## Start
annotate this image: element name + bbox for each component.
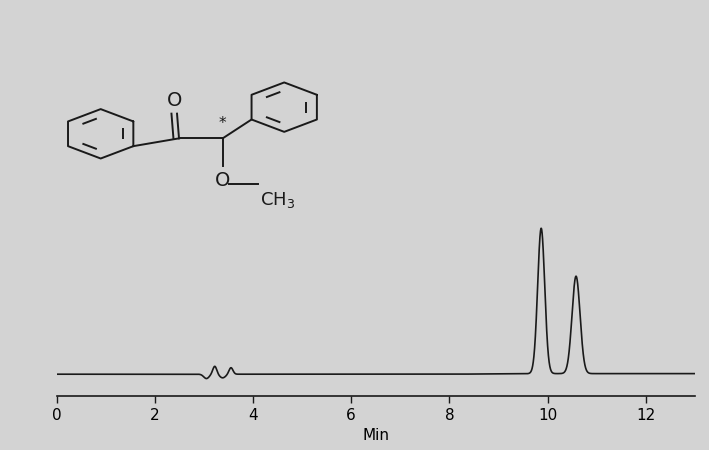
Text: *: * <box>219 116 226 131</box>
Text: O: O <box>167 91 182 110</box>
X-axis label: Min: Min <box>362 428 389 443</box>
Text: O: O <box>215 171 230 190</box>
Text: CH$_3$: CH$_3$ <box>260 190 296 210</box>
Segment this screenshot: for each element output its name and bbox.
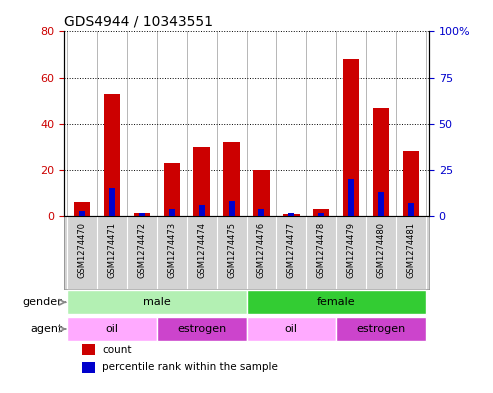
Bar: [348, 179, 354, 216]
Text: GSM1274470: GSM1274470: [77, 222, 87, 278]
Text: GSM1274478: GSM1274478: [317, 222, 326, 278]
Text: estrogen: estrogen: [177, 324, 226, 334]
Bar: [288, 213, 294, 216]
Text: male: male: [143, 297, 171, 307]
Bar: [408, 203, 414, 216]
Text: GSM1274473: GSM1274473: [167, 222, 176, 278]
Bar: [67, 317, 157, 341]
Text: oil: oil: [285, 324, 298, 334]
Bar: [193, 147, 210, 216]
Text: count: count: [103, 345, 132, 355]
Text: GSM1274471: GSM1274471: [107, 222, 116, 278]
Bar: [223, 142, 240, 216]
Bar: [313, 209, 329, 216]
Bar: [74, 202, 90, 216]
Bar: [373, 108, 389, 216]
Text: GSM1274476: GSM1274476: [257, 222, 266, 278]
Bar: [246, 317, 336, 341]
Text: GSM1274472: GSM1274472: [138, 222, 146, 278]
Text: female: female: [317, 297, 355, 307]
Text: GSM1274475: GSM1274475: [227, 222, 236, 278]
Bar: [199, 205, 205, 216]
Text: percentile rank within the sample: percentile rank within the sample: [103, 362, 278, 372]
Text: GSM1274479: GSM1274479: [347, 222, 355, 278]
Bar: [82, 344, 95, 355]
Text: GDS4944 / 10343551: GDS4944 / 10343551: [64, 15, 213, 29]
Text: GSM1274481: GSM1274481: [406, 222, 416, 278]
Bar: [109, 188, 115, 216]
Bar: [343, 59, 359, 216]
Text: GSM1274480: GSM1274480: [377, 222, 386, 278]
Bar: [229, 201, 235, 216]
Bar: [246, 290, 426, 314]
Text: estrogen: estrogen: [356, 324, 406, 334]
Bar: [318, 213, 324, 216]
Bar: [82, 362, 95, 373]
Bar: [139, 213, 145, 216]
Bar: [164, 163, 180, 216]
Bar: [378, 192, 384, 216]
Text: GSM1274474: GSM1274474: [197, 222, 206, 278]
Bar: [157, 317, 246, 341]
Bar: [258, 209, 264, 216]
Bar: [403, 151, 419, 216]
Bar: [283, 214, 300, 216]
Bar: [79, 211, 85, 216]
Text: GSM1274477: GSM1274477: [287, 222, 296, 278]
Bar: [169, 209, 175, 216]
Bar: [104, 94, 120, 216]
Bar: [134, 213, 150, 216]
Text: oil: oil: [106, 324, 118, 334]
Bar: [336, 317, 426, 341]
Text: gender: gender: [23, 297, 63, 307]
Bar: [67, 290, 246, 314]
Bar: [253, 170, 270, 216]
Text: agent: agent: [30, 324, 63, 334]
## End
** Challenge **
From the start of the items up to and including the line with "Segment this screenshot: for", rewrite the lines with "Min" swapped for "Time" and nothing else altered. Leave the pictures out of your answer.

** Full answer **
annotate this image: element name + bbox for each component.
Text: *: * <box>219 116 226 131</box>
Text: O: O <box>167 91 182 110</box>
X-axis label: Time: Time <box>362 428 389 443</box>
Text: O: O <box>215 171 230 190</box>
Text: CH$_3$: CH$_3$ <box>260 190 296 210</box>
Segment this screenshot: for each element output its name and bbox.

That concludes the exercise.